• [WORKING DATA]:
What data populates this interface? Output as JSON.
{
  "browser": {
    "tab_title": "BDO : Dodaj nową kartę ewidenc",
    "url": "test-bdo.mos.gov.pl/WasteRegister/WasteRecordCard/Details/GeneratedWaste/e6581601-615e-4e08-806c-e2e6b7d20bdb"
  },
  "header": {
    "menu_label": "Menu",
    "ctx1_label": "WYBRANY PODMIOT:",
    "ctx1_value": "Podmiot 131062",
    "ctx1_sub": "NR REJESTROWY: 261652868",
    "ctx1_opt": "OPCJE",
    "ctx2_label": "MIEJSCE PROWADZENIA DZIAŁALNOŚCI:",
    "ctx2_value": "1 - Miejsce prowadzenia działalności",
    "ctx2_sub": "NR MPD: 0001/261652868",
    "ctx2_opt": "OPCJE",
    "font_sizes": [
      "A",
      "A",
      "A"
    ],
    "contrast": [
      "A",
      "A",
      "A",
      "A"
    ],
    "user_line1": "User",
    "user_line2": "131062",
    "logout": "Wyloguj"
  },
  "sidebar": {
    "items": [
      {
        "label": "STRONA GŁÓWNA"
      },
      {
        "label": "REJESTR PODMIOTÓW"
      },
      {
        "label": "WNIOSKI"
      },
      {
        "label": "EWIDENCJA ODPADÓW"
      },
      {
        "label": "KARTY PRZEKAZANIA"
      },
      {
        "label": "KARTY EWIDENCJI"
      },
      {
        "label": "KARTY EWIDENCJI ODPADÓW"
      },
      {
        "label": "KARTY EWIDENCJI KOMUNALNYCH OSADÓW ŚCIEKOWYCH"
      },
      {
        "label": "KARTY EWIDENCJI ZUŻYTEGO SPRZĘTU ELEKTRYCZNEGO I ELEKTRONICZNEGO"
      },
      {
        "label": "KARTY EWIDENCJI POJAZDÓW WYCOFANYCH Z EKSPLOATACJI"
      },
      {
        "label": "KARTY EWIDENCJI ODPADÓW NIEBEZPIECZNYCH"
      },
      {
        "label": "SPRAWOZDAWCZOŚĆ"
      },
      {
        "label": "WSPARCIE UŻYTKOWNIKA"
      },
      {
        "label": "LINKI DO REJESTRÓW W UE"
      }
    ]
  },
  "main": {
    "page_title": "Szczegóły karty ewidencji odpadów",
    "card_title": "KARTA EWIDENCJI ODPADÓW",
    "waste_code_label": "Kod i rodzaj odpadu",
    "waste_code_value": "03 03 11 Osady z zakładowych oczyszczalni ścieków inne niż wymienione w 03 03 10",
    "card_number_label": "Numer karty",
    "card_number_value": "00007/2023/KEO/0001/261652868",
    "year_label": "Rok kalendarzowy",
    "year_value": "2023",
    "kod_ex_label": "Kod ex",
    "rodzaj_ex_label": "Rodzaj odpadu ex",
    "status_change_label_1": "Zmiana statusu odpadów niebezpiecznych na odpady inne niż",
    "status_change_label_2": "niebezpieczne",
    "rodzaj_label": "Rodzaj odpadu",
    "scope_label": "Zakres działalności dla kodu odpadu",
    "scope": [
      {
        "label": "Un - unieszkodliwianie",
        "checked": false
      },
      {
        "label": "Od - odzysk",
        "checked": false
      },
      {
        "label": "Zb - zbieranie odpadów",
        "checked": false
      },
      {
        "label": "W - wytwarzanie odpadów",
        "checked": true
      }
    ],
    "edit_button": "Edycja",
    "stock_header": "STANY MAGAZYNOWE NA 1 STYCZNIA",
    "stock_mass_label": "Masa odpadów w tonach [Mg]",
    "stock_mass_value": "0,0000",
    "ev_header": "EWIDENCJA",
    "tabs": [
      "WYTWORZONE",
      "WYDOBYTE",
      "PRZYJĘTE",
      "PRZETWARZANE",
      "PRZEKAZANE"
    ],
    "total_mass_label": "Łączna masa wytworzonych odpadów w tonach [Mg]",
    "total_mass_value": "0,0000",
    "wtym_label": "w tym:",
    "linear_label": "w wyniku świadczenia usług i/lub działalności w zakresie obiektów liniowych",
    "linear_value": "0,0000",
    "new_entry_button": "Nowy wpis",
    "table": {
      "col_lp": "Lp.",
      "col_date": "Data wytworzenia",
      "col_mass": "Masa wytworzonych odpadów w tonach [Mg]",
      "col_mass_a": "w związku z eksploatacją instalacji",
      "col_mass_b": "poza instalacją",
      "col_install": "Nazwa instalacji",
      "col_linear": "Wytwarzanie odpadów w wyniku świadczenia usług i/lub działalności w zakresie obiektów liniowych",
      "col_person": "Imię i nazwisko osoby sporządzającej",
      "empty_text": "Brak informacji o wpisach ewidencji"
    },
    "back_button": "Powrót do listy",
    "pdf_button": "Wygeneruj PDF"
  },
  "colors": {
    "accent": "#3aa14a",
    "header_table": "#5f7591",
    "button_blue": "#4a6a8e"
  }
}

• [GIVEN EXERCISE]: Please set down all the data word for word.

• [ANSWER TO THIS PROBLEM]:
What data populates this interface? Output as JSON.
{
  "browser": {
    "tab_title": "BDO : Dodaj nową kartę ewidenc",
    "url": "test-bdo.mos.gov.pl/WasteRegister/WasteRecordCard/Details/GeneratedWaste/e6581601-615e-4e08-806c-e2e6b7d20bdb"
  },
  "header": {
    "menu_label": "Menu",
    "ctx1_label": "WYBRANY PODMIOT:",
    "ctx1_value": "Podmiot 131062",
    "ctx1_sub": "NR REJESTROWY: 261652868",
    "ctx1_opt": "OPCJE",
    "ctx2_label": "MIEJSCE PROWADZENIA DZIAŁALNOŚCI:",
    "ctx2_value": "1 - Miejsce prowadzenia działalności",
    "ctx2_sub": "NR MPD: 0001/261652868",
    "ctx2_opt": "OPCJE",
    "font_sizes": [
      "A",
      "A",
      "A"
    ],
    "contrast": [
      "A",
      "A",
      "A",
      "A"
    ],
    "user_line1": "User",
    "user_line2": "131062",
    "logout": "Wyloguj"
  },
  "sidebar": {
    "items": [
      {
        "label": "STRONA GŁÓWNA"
      },
      {
        "label": "REJESTR PODMIOTÓW"
      },
      {
        "label": "WNIOSKI"
      },
      {
        "label": "EWIDENCJA ODPADÓW"
      },
      {
        "label": "KARTY PRZEKAZANIA"
      },
      {
        "label": "KARTY EWIDENCJI"
      },
      {
        "label": "KARTY EWIDENCJI ODPADÓW"
      },
      {
        "label": "KARTY EWIDENCJI KOMUNALNYCH OSADÓW ŚCIEKOWYCH"
      },
      {
        "label": "KARTY EWIDENCJI ZUŻYTEGO SPRZĘTU ELEKTRYCZNEGO I ELEKTRONICZNEGO"
      },
      {
        "label": "KARTY EWIDENCJI POJAZDÓW WYCOFANYCH Z EKSPLOATACJI"
      },
      {
        "label": "KARTY EWIDENCJI ODPADÓW NIEBEZPIECZNYCH"
      },
      {
        "label": "SPRAWOZDAWCZOŚĆ"
      },
      {
        "label": "WSPARCIE UŻYTKOWNIKA"
      },
      {
        "label": "LINKI DO REJESTRÓW W UE"
      }
    ]
  },
  "main": {
    "page_title": "Szczegóły karty ewidencji odpadów",
    "card_title": "KARTA EWIDENCJI ODPADÓW",
    "waste_code_label": "Kod i rodzaj odpadu",
    "waste_code_value": "03 03 11 Osady z zakładowych oczyszczalni ścieków inne niż wymienione w 03 03 10",
    "card_number_label": "Numer karty",
    "card_number_value": "00007/2023/KEO/0001/261652868",
    "year_label": "Rok kalendarzowy",
    "year_value": "2023",
    "kod_ex_label": "Kod ex",
    "rodzaj_ex_label": "Rodzaj odpadu ex",
    "status_change_label_1": "Zmiana statusu odpadów niebezpiecznych na odpady inne niż",
    "status_change_label_2": "niebezpieczne",
    "rodzaj_label": "Rodzaj odpadu",
    "scope_label": "Zakres działalności dla kodu odpadu",
    "scope": [
      {
        "label": "Un - unieszkodliwianie",
        "checked": false
      },
      {
        "label": "Od - odzysk",
        "checked": false
      },
      {
        "label": "Zb - zbieranie odpadów",
        "checked": false
      },
      {
        "label": "W - wytwarzanie odpadów",
        "checked": true
      }
    ],
    "edit_button": "Edycja",
    "stock_header": "STANY MAGAZYNOWE NA 1 STYCZNIA",
    "stock_mass_label": "Masa odpadów w tonach [Mg]",
    "stock_mass_value": "0,0000",
    "ev_header": "EWIDENCJA",
    "tabs": [
      "WYTWORZONE",
      "WYDOBYTE",
      "PRZYJĘTE",
      "PRZETWARZANE",
      "PRZEKAZANE"
    ],
    "total_mass_label": "Łączna masa wytworzonych odpadów w tonach [Mg]",
    "total_mass_value": "0,0000",
    "wtym_label": "w tym:",
    "linear_label": "w wyniku świadczenia usług i/lub działalności w zakresie obiektów liniowych",
    "linear_value": "0,0000",
    "new_entry_button": "Nowy wpis",
    "table": {
      "col_lp": "Lp.",
      "col_date": "Data wytworzenia",
      "col_mass": "Masa wytworzonych odpadów w tonach [Mg]",
      "col_mass_a": "w związku z eksploatacją instalacji",
      "col_mass_b": "poza instalacją",
      "col_install": "Nazwa instalacji",
      "col_linear": "Wytwarzanie odpadów w wyniku świadczenia usług i/lub działalności w zakresie obiektów liniowych",
      "col_person": "Imię i nazwisko osoby sporządzającej",
      "empty_text": "Brak informacji o wpisach ewidencji"
    },
    "back_button": "Powrót do listy",
    "pdf_button": "Wygeneruj PDF"
  },
  "colors": {
    "accent": "#3aa14a",
    "header_table": "#5f7591",
    "button_blue": "#4a6a8e"
  }
}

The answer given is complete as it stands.